━━━━━ ROWS ━━━━━
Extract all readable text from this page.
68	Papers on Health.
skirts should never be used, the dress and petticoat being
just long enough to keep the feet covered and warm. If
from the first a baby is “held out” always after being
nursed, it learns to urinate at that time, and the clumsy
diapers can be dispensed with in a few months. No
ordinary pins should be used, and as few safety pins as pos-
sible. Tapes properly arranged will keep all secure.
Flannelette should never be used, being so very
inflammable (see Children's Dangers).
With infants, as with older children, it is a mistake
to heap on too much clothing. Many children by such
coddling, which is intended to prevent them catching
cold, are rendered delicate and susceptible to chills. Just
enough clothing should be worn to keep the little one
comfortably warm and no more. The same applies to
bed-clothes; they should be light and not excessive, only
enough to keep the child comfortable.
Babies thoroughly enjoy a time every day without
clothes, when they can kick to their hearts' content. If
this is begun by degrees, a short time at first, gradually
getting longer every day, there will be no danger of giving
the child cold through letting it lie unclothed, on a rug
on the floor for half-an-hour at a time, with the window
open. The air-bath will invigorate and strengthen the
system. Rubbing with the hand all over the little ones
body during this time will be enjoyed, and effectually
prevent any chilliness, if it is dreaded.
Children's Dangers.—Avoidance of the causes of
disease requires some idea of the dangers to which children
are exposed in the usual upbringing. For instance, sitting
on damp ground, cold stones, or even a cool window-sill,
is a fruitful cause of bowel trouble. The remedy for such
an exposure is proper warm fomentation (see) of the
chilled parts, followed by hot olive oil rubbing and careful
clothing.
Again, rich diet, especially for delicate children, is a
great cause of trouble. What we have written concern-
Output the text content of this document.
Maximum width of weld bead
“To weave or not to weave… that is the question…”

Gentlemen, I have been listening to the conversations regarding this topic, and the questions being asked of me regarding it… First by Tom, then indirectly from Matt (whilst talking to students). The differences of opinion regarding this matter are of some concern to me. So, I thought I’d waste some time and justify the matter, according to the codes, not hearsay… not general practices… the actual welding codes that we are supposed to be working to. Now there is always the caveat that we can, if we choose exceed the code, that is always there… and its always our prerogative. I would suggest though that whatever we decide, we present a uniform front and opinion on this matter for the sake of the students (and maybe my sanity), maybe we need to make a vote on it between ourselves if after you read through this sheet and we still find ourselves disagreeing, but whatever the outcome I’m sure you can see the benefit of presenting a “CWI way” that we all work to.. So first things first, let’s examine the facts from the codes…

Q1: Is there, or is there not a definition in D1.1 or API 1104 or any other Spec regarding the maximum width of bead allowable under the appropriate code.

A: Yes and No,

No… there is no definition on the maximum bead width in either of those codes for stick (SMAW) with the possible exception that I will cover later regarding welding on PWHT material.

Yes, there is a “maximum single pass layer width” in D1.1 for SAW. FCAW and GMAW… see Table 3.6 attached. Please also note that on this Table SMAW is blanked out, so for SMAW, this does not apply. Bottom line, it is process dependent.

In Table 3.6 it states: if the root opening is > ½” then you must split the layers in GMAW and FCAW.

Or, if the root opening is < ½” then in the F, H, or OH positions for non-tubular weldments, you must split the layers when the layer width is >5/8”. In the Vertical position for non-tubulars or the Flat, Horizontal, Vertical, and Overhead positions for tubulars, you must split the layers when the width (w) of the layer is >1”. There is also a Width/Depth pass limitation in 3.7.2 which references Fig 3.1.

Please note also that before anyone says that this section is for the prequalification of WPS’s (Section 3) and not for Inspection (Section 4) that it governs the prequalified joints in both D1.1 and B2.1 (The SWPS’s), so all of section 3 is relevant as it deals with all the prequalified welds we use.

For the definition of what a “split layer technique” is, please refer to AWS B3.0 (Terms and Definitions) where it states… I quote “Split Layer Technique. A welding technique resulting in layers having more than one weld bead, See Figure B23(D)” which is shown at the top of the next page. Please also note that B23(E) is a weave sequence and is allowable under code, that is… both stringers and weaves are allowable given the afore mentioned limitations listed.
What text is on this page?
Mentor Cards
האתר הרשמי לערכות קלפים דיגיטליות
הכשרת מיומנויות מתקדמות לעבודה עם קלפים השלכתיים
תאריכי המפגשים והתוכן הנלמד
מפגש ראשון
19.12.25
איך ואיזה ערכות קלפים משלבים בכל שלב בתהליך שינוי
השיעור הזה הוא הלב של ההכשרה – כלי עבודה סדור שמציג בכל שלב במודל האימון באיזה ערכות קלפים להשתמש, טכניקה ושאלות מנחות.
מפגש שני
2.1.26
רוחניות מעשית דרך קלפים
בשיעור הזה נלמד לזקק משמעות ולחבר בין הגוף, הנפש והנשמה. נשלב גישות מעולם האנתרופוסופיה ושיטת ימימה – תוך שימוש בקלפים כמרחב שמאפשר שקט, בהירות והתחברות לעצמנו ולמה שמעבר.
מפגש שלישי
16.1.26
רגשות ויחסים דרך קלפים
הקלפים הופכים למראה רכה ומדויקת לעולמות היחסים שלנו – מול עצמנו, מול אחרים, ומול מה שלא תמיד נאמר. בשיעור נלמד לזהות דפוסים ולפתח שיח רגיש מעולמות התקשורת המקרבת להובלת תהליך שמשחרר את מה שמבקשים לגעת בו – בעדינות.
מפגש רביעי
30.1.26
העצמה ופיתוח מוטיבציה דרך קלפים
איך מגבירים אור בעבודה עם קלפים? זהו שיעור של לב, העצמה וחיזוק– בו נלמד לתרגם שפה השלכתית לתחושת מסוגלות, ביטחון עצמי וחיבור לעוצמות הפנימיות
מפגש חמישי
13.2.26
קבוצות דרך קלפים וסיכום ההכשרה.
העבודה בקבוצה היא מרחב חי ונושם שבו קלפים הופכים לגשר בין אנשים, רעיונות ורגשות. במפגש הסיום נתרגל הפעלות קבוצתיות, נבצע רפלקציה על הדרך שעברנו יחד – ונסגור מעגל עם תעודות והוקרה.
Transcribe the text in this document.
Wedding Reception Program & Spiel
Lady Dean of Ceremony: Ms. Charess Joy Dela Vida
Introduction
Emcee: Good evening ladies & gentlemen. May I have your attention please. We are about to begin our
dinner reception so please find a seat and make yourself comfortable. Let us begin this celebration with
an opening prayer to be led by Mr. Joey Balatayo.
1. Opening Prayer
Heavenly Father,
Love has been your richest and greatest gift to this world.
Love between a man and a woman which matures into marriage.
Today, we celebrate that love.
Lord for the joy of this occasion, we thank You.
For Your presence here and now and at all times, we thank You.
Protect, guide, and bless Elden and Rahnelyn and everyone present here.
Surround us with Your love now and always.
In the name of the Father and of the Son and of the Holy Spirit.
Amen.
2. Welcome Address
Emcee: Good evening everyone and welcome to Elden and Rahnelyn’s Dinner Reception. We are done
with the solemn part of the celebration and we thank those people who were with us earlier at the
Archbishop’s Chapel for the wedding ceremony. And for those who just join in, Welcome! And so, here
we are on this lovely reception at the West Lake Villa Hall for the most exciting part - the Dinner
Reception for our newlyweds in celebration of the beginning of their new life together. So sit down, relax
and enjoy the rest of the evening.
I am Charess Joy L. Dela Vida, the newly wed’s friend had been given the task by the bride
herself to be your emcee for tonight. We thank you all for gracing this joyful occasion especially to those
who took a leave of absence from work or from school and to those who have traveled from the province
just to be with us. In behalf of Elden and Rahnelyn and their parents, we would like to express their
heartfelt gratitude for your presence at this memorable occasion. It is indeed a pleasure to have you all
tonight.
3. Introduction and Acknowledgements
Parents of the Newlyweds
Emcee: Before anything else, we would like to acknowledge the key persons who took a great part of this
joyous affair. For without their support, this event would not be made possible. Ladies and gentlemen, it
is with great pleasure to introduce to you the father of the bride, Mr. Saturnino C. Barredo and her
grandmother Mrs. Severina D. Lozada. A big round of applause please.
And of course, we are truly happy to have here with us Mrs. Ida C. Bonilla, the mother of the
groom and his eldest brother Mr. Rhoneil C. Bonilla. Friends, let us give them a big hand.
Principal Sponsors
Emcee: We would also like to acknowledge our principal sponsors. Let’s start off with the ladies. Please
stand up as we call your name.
━━━━━
Each line that contains the string "will" counts once; report how many such lines the entries have, giving only the number.

5